## Begin

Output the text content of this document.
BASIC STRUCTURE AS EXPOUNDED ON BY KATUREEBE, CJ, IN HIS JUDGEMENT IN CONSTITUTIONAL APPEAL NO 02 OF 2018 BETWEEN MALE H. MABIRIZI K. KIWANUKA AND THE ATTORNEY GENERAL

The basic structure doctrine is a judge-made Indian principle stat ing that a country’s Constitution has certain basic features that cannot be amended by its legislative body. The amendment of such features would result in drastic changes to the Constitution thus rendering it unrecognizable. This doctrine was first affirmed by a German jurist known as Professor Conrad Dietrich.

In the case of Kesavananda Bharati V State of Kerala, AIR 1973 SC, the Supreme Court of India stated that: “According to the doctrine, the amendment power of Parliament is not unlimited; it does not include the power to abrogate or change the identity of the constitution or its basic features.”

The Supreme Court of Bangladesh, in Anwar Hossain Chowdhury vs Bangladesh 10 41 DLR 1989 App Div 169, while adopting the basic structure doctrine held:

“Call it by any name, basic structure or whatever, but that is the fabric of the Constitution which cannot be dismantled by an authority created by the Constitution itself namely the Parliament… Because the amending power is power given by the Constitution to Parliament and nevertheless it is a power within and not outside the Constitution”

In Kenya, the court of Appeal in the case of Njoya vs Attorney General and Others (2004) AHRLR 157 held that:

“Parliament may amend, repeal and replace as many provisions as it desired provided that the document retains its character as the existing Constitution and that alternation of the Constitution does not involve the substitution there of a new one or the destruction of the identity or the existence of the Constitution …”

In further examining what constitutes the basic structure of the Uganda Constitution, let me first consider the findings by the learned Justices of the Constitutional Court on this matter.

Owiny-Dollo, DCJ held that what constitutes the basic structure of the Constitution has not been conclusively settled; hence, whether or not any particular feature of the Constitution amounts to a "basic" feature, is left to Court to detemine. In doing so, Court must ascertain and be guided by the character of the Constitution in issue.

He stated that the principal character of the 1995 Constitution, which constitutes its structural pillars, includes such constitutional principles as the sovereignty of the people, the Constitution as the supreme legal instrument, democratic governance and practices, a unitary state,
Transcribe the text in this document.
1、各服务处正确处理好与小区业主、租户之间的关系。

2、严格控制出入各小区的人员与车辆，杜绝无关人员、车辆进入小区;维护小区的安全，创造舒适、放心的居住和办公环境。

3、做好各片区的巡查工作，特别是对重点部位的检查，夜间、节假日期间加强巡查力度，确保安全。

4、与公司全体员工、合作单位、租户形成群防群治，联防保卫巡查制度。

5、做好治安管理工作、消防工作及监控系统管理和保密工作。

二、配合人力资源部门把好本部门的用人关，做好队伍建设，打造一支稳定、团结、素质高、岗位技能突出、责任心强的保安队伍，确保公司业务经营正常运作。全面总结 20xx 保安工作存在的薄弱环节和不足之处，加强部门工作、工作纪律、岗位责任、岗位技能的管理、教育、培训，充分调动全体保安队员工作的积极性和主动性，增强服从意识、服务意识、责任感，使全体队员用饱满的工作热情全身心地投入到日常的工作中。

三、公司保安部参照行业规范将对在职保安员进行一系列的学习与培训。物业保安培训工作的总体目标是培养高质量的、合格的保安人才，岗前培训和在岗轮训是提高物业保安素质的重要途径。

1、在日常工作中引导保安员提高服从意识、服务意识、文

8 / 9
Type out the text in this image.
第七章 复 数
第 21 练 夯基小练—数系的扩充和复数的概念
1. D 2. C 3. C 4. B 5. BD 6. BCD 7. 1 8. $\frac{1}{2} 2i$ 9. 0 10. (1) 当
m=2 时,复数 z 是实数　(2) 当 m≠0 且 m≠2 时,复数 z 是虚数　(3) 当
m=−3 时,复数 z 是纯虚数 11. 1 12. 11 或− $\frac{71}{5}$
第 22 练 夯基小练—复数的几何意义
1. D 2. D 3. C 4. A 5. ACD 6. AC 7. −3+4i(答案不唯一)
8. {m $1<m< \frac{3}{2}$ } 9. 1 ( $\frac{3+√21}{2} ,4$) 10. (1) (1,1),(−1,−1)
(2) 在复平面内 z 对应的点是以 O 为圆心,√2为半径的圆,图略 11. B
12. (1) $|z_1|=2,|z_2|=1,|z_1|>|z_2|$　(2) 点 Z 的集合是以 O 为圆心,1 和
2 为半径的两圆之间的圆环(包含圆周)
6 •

## End

### Task requirements
Set down the entries above again, word for word.

### Response
Output the text content of this document.
BASIC STRUCTURE AS EXPOUNDED ON BY KATUREEBE, CJ, IN HIS JUDGEMENT IN CONSTITUTIONAL APPEAL NO 02 OF 2018 BETWEEN MALE H. MABIRIZI K. KIWANUKA AND THE ATTORNEY GENERAL

The basic structure doctrine is a judge-made Indian principle stat ing that a country’s Constitution has certain basic features that cannot be amended by its legislative body. The amendment of such features would result in drastic changes to the Constitution thus rendering it unrecognizable. This doctrine was first affirmed by a German jurist known as Professor Conrad Dietrich.

In the case of Kesavananda Bharati V State of Kerala, AIR 1973 SC, the Supreme Court of India stated that: “According to the doctrine, the amendment power of Parliament is not unlimited; it does not include the power to abrogate or change the identity of the constitution or its basic features.”

The Supreme Court of Bangladesh, in Anwar Hossain Chowdhury vs Bangladesh 10 41 DLR 1989 App Div 169, while adopting the basic structure doctrine held:

“Call it by any name, basic structure or whatever, but that is the fabric of the Constitution which cannot be dismantled by an authority created by the Constitution itself namely the Parliament… Because the amending power is power given by the Constitution to Parliament and nevertheless it is a power within and not outside the Constitution”

In Kenya, the court of Appeal in the case of Njoya vs Attorney General and Others (2004) AHRLR 157 held that:

“Parliament may amend, repeal and replace as many provisions as it desired provided that the document retains its character as the existing Constitution and that alternation of the Constitution does not involve the substitution there of a new one or the destruction of the identity or the existence of the Constitution …”

In further examining what constitutes the basic structure of the Uganda Constitution, let me first consider the findings by the learned Justices of the Constitutional Court on this matter.

Owiny-Dollo, DCJ held that what constitutes the basic structure of the Constitution has not been conclusively settled; hence, whether or not any particular feature of the Constitution amounts to a "basic" feature, is left to Court to detemine. In doing so, Court must ascertain and be guided by the character of the Constitution in issue.

He stated that the principal character of the 1995 Constitution, which constitutes its structural pillars, includes such constitutional principles as the sovereignty of the people, the Constitution as the supreme legal instrument, democratic governance and practices, a unitary state,
Transcribe the text in this document.
1、各服务处正确处理好与小区业主、租户之间的关系。

2、严格控制出入各小区的人员与车辆，杜绝无关人员、车辆进入小区;维护小区的安全，创造舒适、放心的居住和办公环境。

3、做好各片区的巡查工作，特别是对重点部位的检查，夜间、节假日期间加强巡查力度，确保安全。

4、与公司全体员工、合作单位、租户形成群防群治，联防保卫巡查制度。

5、做好治安管理工作、消防工作及监控系统管理和保密工作。

二、配合人力资源部门把好本部门的用人关，做好队伍建设，打造一支稳定、团结、素质高、岗位技能突出、责任心强的保安队伍，确保公司业务经营正常运作。全面总结 20xx 保安工作存在的薄弱环节和不足之处，加强部门工作、工作纪律、岗位责任、岗位技能的管理、教育、培训，充分调动全体保安队员工作的积极性和主动性，增强服从意识、服务意识、责任感，使全体队员用饱满的工作热情全身心地投入到日常的工作中。

三、公司保安部参照行业规范将对在职保安员进行一系列的学习与培训。物业保安培训工作的总体目标是培养高质量的、合格的保安人才，岗前培训和在岗轮训是提高物业保安素质的重要途径。

1、在日常工作中引导保安员提高服从意识、服务意识、文

8 / 9
Type out the text in this image.
第七章 复 数
第 21 练 夯基小练—数系的扩充和复数的概念
1. D 2. C 3. C 4. B 5. BD 6. BCD 7. 1 8. $\frac{1}{2} 2i$ 9. 0 10. (1) 当
m=2 时,复数 z 是实数　(2) 当 m≠0 且 m≠2 时,复数 z 是虚数　(3) 当
m=−3 时,复数 z 是纯虚数 11. 1 12. 11 或− $\frac{71}{5}$
第 22 练 夯基小练—复数的几何意义
1. D 2. D 3. C 4. A 5. ACD 6. AC 7. −3+4i(答案不唯一)
8. {m $1<m< \frac{3}{2}$ } 9. 1 ( $\frac{3+√21}{2} ,4$) 10. (1) (1,1),(−1,−1)
(2) 在复平面内 z 对应的点是以 O 为圆心,√2为半径的圆,图略 11. B
12. (1) $|z_1|=2,|z_2|=1,|z_1|>|z_2|$　(2) 点 Z 的集合是以 O 为圆心,1 和
2 为半径的两圆之间的圆环(包含圆周)
6 •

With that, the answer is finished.